WHAT THE EXERCISE ASKS:
Give the number of lines containing the word "required" and nothing more.

DATA EXCERPTS:
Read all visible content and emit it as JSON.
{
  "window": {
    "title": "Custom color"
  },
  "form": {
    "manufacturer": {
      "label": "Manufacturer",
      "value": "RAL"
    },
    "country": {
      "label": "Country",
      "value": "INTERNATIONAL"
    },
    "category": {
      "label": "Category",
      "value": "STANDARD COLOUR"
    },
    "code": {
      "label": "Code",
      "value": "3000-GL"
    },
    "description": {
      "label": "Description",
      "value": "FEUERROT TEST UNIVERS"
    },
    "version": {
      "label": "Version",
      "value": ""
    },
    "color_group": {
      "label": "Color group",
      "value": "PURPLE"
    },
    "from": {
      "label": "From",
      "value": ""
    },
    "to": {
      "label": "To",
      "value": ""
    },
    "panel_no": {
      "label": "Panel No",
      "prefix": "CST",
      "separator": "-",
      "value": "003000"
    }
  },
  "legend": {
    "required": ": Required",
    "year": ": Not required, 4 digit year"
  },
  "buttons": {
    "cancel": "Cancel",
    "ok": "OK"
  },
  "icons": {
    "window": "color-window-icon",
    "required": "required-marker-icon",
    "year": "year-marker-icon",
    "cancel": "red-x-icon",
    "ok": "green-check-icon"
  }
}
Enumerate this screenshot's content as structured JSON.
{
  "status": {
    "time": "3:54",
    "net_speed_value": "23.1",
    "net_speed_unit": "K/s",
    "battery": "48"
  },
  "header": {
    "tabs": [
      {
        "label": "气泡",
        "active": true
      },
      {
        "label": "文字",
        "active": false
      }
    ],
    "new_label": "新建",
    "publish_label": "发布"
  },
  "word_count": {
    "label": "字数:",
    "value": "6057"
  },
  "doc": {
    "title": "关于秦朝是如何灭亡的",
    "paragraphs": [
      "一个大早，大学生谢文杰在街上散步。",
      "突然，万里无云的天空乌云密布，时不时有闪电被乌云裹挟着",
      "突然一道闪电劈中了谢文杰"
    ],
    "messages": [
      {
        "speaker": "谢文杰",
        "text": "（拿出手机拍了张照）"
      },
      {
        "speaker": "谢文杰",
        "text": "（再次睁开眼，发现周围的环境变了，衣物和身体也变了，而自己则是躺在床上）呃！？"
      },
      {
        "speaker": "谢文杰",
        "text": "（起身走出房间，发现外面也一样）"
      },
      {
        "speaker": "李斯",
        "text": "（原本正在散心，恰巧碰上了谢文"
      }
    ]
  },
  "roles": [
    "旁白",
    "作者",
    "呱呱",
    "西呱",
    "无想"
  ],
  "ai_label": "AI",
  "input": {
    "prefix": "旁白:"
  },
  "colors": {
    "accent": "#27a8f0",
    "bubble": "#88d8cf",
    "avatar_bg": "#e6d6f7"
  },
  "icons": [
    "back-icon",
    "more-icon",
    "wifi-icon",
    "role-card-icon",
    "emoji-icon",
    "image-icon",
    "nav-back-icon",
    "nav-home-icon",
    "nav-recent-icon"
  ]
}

SOLUTION TO THIS TASK:
3